EXERCISE REQUIREMENTS ::
Reproduce every line of the listing as written, apart from the pictures.

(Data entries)
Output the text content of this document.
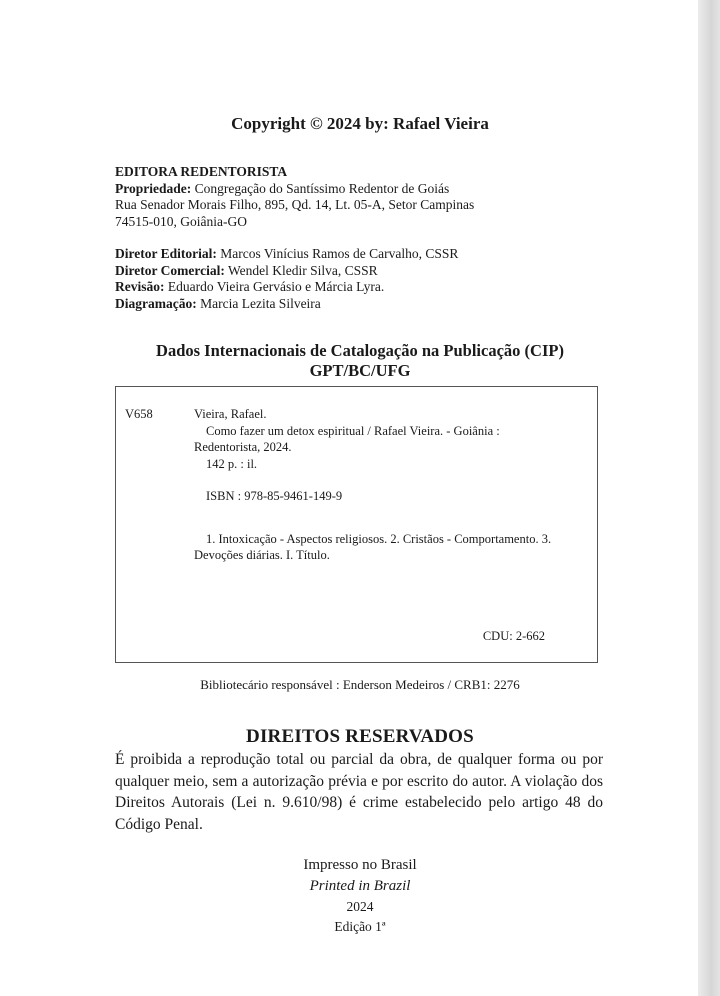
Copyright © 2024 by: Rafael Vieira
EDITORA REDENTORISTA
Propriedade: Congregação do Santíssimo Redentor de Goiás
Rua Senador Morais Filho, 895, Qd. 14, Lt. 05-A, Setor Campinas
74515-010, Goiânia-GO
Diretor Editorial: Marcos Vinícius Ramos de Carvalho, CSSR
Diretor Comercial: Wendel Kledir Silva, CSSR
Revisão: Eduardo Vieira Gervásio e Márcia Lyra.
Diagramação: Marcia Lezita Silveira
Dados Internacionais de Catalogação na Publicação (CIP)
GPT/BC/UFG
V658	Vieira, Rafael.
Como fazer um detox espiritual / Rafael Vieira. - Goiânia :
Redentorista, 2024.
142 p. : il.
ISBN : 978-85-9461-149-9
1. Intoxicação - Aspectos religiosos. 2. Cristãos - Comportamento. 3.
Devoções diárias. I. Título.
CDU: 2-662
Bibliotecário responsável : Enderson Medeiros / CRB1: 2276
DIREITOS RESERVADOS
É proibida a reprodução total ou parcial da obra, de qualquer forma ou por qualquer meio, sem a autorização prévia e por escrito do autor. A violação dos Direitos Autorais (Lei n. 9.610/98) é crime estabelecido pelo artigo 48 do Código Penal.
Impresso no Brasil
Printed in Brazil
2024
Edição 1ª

ANSWER FOR THE TASK ::
Output the text content of this document.
Copyright © 2024 by: Rafael Vieira
EDITORA REDENTORISTA
Propriedade: Congregação do Santíssimo Redentor de Goiás
Rua Senador Morais Filho, 895, Qd. 14, Lt. 05-A, Setor Campinas
74515-010, Goiânia-GO
Diretor Editorial: Marcos Vinícius Ramos de Carvalho, CSSR
Diretor Comercial: Wendel Kledir Silva, CSSR
Revisão: Eduardo Vieira Gervásio e Márcia Lyra.
Diagramação: Marcia Lezita Silveira
Dados Internacionais de Catalogação na Publicação (CIP)
GPT/BC/UFG
V658	Vieira, Rafael.
Como fazer um detox espiritual / Rafael Vieira. - Goiânia :
Redentorista, 2024.
142 p. : il.
ISBN : 978-85-9461-149-9
1. Intoxicação - Aspectos religiosos. 2. Cristãos - Comportamento. 3.
Devoções diárias. I. Título.
CDU: 2-662
Bibliotecário responsável : Enderson Medeiros / CRB1: 2276
DIREITOS RESERVADOS
É proibida a reprodução total ou parcial da obra, de qualquer forma ou por qualquer meio, sem a autorização prévia e por escrito do autor. A violação dos Direitos Autorais (Lei n. 9.610/98) é crime estabelecido pelo artigo 48 do Código Penal.
Impresso no Brasil
Printed in Brazil
2024
Edição 1ª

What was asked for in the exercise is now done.